===== Data entries

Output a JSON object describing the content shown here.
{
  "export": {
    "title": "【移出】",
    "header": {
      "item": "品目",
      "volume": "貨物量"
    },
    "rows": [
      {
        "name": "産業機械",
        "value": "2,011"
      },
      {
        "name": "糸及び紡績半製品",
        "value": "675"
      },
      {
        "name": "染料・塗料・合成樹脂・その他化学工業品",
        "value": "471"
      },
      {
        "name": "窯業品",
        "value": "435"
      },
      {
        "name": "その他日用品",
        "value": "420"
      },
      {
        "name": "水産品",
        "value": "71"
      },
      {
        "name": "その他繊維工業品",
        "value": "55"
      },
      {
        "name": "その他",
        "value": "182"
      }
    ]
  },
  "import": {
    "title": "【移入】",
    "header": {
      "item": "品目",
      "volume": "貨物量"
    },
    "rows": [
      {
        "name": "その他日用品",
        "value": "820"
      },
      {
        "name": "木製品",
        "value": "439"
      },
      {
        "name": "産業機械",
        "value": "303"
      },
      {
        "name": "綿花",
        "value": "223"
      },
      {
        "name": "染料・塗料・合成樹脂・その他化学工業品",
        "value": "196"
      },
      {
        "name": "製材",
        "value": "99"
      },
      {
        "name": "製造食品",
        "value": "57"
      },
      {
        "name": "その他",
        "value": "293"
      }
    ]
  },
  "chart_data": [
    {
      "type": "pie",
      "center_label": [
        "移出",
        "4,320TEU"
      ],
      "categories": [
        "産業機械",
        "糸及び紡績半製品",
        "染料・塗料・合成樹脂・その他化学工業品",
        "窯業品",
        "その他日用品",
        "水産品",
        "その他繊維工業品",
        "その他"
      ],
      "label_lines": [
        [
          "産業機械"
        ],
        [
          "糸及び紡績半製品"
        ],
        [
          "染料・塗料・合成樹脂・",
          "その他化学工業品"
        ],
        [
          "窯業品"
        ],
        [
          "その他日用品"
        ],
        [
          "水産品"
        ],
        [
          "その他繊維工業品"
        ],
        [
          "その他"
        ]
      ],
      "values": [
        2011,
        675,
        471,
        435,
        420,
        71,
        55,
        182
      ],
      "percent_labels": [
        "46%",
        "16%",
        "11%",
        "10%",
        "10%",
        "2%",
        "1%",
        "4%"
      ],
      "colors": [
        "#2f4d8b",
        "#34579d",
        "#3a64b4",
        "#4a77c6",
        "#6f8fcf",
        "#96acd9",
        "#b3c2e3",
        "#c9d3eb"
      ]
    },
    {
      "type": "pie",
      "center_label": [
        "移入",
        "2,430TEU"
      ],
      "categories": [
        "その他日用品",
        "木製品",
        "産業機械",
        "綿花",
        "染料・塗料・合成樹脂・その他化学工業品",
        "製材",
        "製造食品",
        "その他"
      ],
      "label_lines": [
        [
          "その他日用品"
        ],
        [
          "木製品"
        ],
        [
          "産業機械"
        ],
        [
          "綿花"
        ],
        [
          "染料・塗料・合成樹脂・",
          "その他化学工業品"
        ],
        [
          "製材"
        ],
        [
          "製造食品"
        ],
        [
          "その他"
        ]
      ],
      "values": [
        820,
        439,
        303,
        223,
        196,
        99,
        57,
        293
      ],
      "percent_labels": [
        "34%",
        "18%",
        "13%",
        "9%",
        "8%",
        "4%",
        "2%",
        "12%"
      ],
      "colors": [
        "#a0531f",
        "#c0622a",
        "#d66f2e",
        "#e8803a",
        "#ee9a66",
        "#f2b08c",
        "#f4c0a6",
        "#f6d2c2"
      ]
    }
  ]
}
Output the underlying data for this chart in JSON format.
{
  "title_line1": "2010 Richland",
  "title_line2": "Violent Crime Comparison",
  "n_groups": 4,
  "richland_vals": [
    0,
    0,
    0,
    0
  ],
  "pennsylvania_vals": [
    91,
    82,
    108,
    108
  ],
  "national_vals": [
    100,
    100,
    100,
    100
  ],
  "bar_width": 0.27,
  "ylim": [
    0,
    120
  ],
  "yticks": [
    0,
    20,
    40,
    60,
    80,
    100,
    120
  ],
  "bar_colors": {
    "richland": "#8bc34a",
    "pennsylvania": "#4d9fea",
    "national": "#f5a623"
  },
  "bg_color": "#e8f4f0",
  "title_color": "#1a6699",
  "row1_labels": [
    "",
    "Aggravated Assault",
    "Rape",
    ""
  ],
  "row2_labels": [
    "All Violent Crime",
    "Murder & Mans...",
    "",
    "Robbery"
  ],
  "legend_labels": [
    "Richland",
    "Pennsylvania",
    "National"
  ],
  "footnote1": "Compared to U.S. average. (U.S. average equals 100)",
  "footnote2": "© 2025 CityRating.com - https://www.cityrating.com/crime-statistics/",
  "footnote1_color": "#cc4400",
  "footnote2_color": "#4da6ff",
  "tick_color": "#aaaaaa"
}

==========

Which lines include "Violent"? Copy each of them out.

  "title_line2": "Violent Crime Comparison",
    "All Violent Crime",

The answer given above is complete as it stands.